Figure collection entries
--------
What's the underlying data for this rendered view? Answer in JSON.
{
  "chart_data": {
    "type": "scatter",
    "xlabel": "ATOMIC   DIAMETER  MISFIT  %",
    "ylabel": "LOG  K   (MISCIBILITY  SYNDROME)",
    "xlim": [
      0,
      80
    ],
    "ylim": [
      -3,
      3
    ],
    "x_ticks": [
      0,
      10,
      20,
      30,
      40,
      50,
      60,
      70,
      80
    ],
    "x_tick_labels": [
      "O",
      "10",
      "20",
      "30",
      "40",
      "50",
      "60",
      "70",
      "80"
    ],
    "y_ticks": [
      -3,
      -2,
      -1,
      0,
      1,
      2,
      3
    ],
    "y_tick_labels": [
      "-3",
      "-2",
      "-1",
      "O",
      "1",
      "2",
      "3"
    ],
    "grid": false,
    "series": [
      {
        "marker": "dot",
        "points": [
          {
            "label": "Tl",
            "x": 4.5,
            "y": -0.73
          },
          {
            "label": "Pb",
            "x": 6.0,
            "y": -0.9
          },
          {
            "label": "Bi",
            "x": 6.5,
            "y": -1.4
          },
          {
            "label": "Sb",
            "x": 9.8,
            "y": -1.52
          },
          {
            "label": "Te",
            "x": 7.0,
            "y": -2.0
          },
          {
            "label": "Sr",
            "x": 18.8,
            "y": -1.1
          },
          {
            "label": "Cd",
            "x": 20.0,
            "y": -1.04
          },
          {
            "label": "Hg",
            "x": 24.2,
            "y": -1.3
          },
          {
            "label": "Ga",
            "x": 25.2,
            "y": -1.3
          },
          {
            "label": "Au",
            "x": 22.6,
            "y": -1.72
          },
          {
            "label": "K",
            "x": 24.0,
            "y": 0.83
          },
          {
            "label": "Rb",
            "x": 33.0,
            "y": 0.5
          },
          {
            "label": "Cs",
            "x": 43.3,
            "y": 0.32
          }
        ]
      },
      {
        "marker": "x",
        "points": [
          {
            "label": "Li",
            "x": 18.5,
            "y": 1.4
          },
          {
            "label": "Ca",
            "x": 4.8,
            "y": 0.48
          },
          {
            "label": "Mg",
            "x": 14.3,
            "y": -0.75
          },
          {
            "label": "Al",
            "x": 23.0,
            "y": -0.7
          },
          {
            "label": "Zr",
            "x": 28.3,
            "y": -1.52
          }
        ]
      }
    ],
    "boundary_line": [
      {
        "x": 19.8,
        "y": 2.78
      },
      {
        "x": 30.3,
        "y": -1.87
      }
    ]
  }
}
--------
| Task prompt |
Output the data above exactly, please, line for line.

| Expected answer |
What's the underlying data for this rendered view? Answer in JSON.
{
  "chart_data": {
    "type": "scatter",
    "xlabel": "ATOMIC   DIAMETER  MISFIT  %",
    "ylabel": "LOG  K   (MISCIBILITY  SYNDROME)",
    "xlim": [
      0,
      80
    ],
    "ylim": [
      -3,
      3
    ],
    "x_ticks": [
      0,
      10,
      20,
      30,
      40,
      50,
      60,
      70,
      80
    ],
    "x_tick_labels": [
      "O",
      "10",
      "20",
      "30",
      "40",
      "50",
      "60",
      "70",
      "80"
    ],
    "y_ticks": [
      -3,
      -2,
      -1,
      0,
      1,
      2,
      3
    ],
    "y_tick_labels": [
      "-3",
      "-2",
      "-1",
      "O",
      "1",
      "2",
      "3"
    ],
    "grid": false,
    "series": [
      {
        "marker": "dot",
        "points": [
          {
            "label": "Tl",
            "x": 4.5,
            "y": -0.73
          },
          {
            "label": "Pb",
            "x": 6.0,
            "y": -0.9
          },
          {
            "label": "Bi",
            "x": 6.5,
            "y": -1.4
          },
          {
            "label": "Sb",
            "x": 9.8,
            "y": -1.52
          },
          {
            "label": "Te",
            "x": 7.0,
            "y": -2.0
          },
          {
            "label": "Sr",
            "x": 18.8,
            "y": -1.1
          },
          {
            "label": "Cd",
            "x": 20.0,
            "y": -1.04
          },
          {
            "label": "Hg",
            "x": 24.2,
            "y": -1.3
          },
          {
            "label": "Ga",
            "x": 25.2,
            "y": -1.3
          },
          {
            "label": "Au",
            "x": 22.6,
            "y": -1.72
          },
          {
            "label": "K",
            "x": 24.0,
            "y": 0.83
          },
          {
            "label": "Rb",
            "x": 33.0,
            "y": 0.5
          },
          {
            "label": "Cs",
            "x": 43.3,
            "y": 0.32
          }
        ]
      },
      {
        "marker": "x",
        "points": [
          {
            "label": "Li",
            "x": 18.5,
            "y": 1.4
          },
          {
            "label": "Ca",
            "x": 4.8,
            "y": 0.48
          },
          {
            "label": "Mg",
            "x": 14.3,
            "y": -0.75
          },
          {
            "label": "Al",
            "x": 23.0,
            "y": -0.7
          },
          {
            "label": "Zr",
            "x": 28.3,
            "y": -1.52
          }
        ]
      }
    ],
    "boundary_line": [
      {
        "x": 19.8,
        "y": 2.78
      },
      {
        "x": 30.3,
        "y": -1.87
      }
    ]
  }
}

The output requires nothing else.